**What to work on**
Reproduce exactly the lines from the one containing "Read out every word on this page." through the last line of the data, both ends included.

------------------------------------

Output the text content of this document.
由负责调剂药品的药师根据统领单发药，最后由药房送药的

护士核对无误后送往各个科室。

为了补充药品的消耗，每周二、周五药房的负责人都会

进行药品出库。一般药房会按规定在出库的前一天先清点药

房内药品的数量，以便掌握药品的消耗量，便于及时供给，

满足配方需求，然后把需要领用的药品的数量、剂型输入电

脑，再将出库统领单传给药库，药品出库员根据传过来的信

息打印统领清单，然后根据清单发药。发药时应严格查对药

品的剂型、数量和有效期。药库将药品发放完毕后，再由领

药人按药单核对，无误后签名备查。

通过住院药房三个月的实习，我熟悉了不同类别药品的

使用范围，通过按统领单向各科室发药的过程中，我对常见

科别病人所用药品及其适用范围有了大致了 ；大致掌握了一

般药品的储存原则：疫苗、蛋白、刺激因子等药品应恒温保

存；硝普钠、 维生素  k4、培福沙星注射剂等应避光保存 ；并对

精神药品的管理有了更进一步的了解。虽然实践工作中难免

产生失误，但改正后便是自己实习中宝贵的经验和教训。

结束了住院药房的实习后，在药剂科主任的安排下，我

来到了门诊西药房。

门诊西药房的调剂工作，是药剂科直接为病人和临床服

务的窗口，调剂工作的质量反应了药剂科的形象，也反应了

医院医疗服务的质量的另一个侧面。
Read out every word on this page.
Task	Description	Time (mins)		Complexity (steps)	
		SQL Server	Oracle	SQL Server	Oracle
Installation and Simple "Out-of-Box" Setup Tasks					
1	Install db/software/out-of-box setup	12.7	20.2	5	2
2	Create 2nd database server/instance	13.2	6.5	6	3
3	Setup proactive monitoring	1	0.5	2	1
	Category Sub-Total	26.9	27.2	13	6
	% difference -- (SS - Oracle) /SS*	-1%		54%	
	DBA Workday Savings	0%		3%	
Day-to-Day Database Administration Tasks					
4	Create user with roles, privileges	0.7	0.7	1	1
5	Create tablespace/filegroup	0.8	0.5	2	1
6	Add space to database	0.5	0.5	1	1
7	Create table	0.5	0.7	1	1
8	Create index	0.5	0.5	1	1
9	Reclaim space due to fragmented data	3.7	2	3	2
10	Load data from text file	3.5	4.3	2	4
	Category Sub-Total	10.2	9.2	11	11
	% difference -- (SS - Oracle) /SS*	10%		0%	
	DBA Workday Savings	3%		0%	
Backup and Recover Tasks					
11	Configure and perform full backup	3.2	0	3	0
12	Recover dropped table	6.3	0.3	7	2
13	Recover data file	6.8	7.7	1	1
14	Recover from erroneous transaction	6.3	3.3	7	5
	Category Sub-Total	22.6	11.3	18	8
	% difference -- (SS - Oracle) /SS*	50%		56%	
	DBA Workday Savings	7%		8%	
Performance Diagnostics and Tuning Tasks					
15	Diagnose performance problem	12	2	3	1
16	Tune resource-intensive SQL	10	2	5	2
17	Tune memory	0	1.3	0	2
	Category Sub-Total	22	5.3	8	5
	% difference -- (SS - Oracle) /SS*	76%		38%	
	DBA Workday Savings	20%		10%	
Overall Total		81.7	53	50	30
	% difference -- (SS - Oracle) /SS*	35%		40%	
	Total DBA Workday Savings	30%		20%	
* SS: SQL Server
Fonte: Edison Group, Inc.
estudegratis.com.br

------------------------------------

**Response for this exercise**
Read out every word on this page.
Task	Description	Time (mins)		Complexity (steps)	
		SQL Server	Oracle	SQL Server	Oracle
Installation and Simple "Out-of-Box" Setup Tasks					
1	Install db/software/out-of-box setup	12.7	20.2	5	2
2	Create 2nd database server/instance	13.2	6.5	6	3
3	Setup proactive monitoring	1	0.5	2	1
	Category Sub-Total	26.9	27.2	13	6
	% difference -- (SS - Oracle) /SS*	-1%		54%	
	DBA Workday Savings	0%		3%	
Day-to-Day Database Administration Tasks					
4	Create user with roles, privileges	0.7	0.7	1	1
5	Create tablespace/filegroup	0.8	0.5	2	1
6	Add space to database	0.5	0.5	1	1
7	Create table	0.5	0.7	1	1
8	Create index	0.5	0.5	1	1
9	Reclaim space due to fragmented data	3.7	2	3	2
10	Load data from text file	3.5	4.3	2	4
	Category Sub-Total	10.2	9.2	11	11
	% difference -- (SS - Oracle) /SS*	10%		0%	
	DBA Workday Savings	3%		0%	
Backup and Recover Tasks					
11	Configure and perform full backup	3.2	0	3	0
12	Recover dropped table	6.3	0.3	7	2
13	Recover data file	6.8	7.7	1	1
14	Recover from erroneous transaction	6.3	3.3	7	5
	Category Sub-Total	22.6	11.3	18	8
	% difference -- (SS - Oracle) /SS*	50%		56%	
	DBA Workday Savings	7%		8%	
Performance Diagnostics and Tuning Tasks					
15	Diagnose performance problem	12	2	3	1
16	Tune resource-intensive SQL	10	2	5	2
17	Tune memory	0	1.3	0	2
	Category Sub-Total	22	5.3	8	5
	% difference -- (SS - Oracle) /SS*	76%		38%	
	DBA Workday Savings	20%		10%	
Overall Total		81.7	53	50	30
	% difference -- (SS - Oracle) /SS*	35%		40%	
	Total DBA Workday Savings	30%		20%	
* SS: SQL Server
Fonte: Edison Group, Inc.
estudegratis.com.br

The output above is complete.